• [To do]: Go through the entries one line at a time, and gather every line that has the word "слова".

Rows from a dataset:
============

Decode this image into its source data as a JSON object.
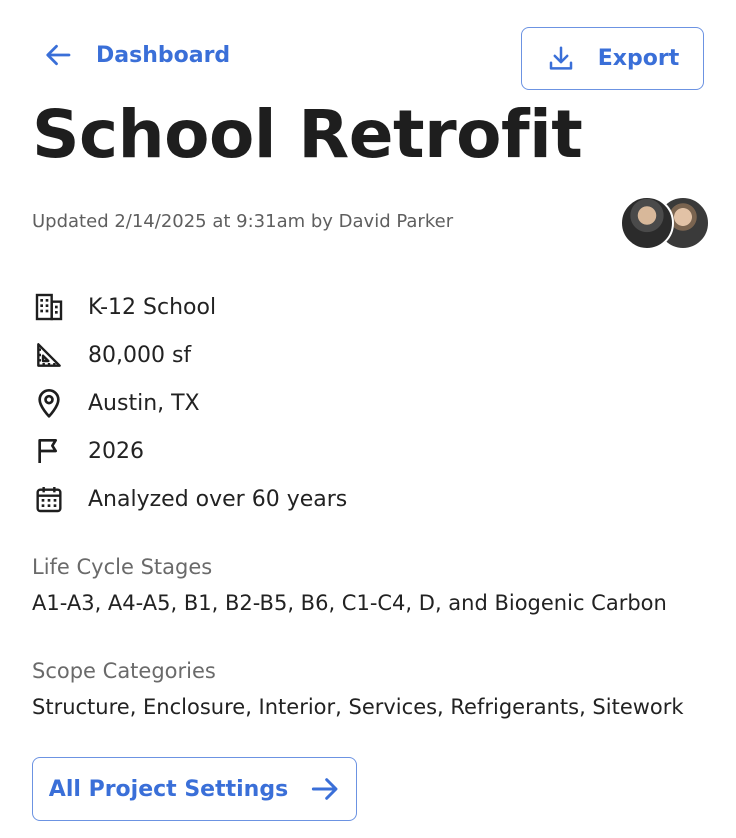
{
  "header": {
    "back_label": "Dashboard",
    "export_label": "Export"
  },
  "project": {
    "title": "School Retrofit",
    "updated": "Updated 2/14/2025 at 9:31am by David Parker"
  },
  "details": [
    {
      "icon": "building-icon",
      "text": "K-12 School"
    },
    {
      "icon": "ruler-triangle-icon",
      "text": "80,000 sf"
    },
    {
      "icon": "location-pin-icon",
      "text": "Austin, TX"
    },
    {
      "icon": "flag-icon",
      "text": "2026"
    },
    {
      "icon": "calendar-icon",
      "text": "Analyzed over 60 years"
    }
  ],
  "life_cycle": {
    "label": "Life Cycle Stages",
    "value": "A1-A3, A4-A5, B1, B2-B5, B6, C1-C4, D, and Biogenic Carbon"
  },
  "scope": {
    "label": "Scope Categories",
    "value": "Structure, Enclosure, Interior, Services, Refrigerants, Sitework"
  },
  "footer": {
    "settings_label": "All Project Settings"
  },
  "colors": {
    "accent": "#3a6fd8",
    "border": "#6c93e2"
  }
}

============

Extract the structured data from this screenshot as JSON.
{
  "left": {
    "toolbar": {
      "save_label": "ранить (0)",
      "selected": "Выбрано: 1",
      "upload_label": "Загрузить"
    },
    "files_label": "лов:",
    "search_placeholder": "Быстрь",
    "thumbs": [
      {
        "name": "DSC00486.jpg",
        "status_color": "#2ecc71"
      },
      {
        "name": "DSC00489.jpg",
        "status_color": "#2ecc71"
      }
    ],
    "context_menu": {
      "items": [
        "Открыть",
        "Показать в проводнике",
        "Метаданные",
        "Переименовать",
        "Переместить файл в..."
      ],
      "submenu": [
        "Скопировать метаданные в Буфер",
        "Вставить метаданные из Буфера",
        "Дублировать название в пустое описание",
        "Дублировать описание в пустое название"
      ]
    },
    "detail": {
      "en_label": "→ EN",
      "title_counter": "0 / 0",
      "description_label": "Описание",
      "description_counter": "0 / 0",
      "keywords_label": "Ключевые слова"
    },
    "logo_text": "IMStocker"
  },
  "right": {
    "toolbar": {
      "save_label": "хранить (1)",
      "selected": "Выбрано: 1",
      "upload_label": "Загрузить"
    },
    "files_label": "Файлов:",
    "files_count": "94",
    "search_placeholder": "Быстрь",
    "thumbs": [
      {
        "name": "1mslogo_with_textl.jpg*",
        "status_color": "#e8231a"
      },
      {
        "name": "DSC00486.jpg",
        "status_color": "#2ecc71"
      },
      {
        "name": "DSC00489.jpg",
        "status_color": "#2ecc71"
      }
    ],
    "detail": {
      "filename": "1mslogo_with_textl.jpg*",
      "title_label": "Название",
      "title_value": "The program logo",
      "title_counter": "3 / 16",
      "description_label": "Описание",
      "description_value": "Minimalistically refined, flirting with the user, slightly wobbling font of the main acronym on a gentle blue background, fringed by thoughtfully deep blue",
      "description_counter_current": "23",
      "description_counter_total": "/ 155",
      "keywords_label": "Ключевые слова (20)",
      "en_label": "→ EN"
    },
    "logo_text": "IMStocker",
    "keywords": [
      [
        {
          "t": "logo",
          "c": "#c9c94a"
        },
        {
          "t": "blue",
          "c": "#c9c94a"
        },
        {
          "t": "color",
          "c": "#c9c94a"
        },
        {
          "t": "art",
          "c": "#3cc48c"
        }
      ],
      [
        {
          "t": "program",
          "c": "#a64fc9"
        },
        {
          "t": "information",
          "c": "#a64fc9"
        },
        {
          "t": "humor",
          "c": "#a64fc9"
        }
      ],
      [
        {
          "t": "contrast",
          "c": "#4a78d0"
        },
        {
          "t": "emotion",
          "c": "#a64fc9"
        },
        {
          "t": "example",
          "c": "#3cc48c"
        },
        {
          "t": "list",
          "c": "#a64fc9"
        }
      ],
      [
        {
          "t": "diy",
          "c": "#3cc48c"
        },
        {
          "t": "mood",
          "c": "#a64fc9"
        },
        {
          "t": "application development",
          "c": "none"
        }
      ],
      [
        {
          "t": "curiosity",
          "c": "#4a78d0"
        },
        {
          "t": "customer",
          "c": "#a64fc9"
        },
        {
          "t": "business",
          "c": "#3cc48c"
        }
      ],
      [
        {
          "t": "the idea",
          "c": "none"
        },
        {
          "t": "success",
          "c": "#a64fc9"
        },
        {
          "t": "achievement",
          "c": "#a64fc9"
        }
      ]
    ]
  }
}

============

• [Correct answer]:
      "keywords_label": "Ключевые слова"
      "keywords_label": "Ключевые слова (20)",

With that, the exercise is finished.